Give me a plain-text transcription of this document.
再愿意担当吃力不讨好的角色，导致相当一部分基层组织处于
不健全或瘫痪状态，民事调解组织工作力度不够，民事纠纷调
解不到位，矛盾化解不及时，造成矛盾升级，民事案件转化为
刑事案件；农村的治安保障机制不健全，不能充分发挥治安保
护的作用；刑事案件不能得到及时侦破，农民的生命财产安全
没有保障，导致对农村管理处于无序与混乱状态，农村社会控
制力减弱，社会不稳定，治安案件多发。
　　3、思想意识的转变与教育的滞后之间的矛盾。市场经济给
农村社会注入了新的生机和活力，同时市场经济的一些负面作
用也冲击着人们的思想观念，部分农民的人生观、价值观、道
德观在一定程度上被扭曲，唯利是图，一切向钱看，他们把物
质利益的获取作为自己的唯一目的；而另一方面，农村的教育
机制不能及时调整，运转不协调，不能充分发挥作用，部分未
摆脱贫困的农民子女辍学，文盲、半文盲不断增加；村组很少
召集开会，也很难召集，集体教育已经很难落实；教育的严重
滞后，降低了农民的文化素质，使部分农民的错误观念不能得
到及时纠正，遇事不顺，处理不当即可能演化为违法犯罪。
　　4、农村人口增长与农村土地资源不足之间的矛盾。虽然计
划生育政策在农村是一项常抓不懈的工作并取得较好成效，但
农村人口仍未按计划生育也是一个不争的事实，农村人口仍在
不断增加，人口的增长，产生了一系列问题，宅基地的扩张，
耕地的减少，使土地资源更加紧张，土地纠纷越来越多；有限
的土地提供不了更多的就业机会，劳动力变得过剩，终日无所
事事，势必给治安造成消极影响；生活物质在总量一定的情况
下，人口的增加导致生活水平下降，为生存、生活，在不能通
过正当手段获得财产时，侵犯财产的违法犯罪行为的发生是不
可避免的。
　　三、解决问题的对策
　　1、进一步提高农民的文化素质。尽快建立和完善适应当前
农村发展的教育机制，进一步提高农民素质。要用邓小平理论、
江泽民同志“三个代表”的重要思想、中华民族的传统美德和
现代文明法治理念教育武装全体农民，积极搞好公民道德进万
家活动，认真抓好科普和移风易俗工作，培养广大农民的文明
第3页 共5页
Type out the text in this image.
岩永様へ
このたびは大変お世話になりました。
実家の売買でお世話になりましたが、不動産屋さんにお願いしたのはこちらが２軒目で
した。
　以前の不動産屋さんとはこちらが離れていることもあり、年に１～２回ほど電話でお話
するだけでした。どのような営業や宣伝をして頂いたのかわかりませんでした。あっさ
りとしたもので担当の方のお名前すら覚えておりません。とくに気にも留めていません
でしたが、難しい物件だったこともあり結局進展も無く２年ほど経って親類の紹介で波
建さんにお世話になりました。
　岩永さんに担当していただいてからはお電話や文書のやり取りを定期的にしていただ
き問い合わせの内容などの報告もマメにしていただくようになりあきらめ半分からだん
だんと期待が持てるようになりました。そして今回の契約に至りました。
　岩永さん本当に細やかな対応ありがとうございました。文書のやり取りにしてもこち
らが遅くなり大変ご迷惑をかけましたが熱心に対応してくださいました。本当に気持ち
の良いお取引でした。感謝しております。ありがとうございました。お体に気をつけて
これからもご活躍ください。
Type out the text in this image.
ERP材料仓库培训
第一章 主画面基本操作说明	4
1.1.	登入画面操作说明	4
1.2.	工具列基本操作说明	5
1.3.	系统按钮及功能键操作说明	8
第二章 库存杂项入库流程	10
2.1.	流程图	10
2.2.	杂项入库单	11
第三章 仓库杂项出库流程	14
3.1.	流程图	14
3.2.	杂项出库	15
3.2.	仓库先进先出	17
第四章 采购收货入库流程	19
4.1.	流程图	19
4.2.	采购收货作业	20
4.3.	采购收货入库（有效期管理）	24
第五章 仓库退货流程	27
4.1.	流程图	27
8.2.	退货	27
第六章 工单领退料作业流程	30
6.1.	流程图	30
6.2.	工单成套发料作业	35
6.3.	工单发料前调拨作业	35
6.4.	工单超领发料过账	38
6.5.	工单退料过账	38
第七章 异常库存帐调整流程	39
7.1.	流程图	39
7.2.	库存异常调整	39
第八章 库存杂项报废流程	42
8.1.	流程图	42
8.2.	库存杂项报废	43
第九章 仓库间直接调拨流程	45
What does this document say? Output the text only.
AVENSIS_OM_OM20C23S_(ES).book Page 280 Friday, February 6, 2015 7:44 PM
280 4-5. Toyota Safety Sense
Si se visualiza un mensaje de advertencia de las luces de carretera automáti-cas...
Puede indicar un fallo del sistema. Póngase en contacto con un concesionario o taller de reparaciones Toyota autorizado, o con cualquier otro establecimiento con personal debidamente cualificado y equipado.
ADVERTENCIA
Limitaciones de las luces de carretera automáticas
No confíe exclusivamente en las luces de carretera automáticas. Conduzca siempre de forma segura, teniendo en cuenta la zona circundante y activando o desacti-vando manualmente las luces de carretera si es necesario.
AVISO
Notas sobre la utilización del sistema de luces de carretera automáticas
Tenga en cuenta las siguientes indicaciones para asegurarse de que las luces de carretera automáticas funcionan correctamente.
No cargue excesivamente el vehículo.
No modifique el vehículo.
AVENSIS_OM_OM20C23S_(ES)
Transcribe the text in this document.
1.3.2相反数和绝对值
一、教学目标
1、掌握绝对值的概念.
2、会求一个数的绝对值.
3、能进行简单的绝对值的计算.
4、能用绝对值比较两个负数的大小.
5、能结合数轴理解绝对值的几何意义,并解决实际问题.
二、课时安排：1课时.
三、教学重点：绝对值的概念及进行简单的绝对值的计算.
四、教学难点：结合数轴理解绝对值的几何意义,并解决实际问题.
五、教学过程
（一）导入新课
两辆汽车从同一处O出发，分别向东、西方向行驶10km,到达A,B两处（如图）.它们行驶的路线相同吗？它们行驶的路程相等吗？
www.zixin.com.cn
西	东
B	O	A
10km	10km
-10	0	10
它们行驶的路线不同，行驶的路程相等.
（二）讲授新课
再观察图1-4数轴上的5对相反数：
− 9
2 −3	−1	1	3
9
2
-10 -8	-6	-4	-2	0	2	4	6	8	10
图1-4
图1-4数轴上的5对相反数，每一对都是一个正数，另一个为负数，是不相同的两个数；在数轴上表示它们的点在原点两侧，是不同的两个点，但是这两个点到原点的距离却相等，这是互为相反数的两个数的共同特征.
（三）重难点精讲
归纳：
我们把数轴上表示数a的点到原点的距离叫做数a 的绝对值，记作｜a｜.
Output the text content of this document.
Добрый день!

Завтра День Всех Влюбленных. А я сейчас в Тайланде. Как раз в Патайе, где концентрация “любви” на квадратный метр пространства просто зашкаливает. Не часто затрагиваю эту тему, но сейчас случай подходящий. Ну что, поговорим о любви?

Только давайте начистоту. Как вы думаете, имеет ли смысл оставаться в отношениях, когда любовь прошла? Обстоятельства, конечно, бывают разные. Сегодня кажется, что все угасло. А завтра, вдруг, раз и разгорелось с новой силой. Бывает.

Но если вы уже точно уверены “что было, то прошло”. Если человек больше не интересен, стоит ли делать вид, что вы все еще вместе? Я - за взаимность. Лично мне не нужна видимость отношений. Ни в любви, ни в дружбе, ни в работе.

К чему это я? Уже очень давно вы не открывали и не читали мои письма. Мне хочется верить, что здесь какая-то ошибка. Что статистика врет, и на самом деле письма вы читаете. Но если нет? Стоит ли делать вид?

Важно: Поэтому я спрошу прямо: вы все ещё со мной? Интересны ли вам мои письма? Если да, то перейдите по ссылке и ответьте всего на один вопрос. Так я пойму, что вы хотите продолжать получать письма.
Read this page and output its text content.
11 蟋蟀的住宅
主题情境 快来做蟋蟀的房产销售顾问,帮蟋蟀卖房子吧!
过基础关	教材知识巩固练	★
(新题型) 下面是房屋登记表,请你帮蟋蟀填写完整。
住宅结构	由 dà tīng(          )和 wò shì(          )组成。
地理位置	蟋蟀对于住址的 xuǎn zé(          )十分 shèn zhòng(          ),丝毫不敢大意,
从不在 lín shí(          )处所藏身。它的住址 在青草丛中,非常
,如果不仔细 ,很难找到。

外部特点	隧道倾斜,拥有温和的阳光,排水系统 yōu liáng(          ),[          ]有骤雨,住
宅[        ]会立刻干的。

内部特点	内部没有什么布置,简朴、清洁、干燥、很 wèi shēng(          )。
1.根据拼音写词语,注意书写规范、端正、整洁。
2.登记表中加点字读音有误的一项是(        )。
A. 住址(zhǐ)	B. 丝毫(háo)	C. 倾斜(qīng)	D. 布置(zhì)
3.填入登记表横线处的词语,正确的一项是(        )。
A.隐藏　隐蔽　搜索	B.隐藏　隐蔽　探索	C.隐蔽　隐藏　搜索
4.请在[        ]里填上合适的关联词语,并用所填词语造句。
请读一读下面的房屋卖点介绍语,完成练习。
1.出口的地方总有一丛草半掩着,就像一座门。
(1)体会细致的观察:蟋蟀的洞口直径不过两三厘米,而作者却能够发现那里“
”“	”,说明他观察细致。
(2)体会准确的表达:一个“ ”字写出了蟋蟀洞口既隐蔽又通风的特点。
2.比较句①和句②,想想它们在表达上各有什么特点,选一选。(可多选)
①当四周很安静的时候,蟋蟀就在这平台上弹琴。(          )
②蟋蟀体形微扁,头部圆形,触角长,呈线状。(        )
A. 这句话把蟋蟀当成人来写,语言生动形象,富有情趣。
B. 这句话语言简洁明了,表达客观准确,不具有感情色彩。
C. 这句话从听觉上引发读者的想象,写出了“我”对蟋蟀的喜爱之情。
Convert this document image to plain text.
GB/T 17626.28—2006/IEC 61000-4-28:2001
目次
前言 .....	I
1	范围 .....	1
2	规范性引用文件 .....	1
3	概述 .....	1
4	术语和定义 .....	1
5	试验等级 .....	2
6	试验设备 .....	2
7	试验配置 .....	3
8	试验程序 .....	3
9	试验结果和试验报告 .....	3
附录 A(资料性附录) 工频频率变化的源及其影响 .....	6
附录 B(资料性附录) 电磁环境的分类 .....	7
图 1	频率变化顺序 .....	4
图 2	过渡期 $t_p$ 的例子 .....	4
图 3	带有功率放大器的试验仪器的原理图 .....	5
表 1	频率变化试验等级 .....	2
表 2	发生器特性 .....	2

-*-

Task statement: Return exactly the lines of the data, and only those, from the line with "Read this page and output its text content." through the last line, inclusive.

The answer:
Read this page and output its text content.
11 蟋蟀的住宅
主题情境 快来做蟋蟀的房产销售顾问,帮蟋蟀卖房子吧!
过基础关	教材知识巩固练	★
(新题型) 下面是房屋登记表,请你帮蟋蟀填写完整。
住宅结构	由 dà tīng(          )和 wò shì(          )组成。
地理位置	蟋蟀对于住址的 xuǎn zé(          )十分 shèn zhòng(          ),丝毫不敢大意,
从不在 lín shí(          )处所藏身。它的住址 在青草丛中,非常
,如果不仔细 ,很难找到。

外部特点	隧道倾斜,拥有温和的阳光,排水系统 yōu liáng(          ),[          ]有骤雨,住
宅[        ]会立刻干的。

内部特点	内部没有什么布置,简朴、清洁、干燥、很 wèi shēng(          )。
1.根据拼音写词语,注意书写规范、端正、整洁。
2.登记表中加点字读音有误的一项是(        )。
A. 住址(zhǐ)	B. 丝毫(háo)	C. 倾斜(qīng)	D. 布置(zhì)
3.填入登记表横线处的词语,正确的一项是(        )。
A.隐藏　隐蔽　搜索	B.隐藏　隐蔽　探索	C.隐蔽　隐藏　搜索
4.请在[        ]里填上合适的关联词语,并用所填词语造句。
请读一读下面的房屋卖点介绍语,完成练习。
1.出口的地方总有一丛草半掩着,就像一座门。
(1)体会细致的观察:蟋蟀的洞口直径不过两三厘米,而作者却能够发现那里“
”“	”,说明他观察细致。
(2)体会准确的表达:一个“ ”字写出了蟋蟀洞口既隐蔽又通风的特点。
2.比较句①和句②,想想它们在表达上各有什么特点,选一选。(可多选)
①当四周很安静的时候,蟋蟀就在这平台上弹琴。(          )
②蟋蟀体形微扁,头部圆形,触角长,呈线状。(        )
A. 这句话把蟋蟀当成人来写,语言生动形象,富有情趣。
B. 这句话语言简洁明了,表达客观准确,不具有感情色彩。
C. 这句话从听觉上引发读者的想象,写出了“我”对蟋蟀的喜爱之情。
Convert this document image to plain text.
GB/T 17626.28—2006/IEC 61000-4-28:2001
目次
前言 .....	I
1	范围 .....	1
2	规范性引用文件 .....	1
3	概述 .....	1
4	术语和定义 .....	1
5	试验等级 .....	2
6	试验设备 .....	2
7	试验配置 .....	3
8	试验程序 .....	3
9	试验结果和试验报告 .....	3
附录 A(资料性附录) 工频频率变化的源及其影响 .....	6
附录 B(资料性附录) 电磁环境的分类 .....	7
图 1	频率变化顺序 .....	4
图 2	过渡期 $t_p$ 的例子 .....	4
图 3	带有功率放大器的试验仪器的原理图 .....	5
表 1	频率变化试验等级 .....	2
表 2	发生器特性 .....	2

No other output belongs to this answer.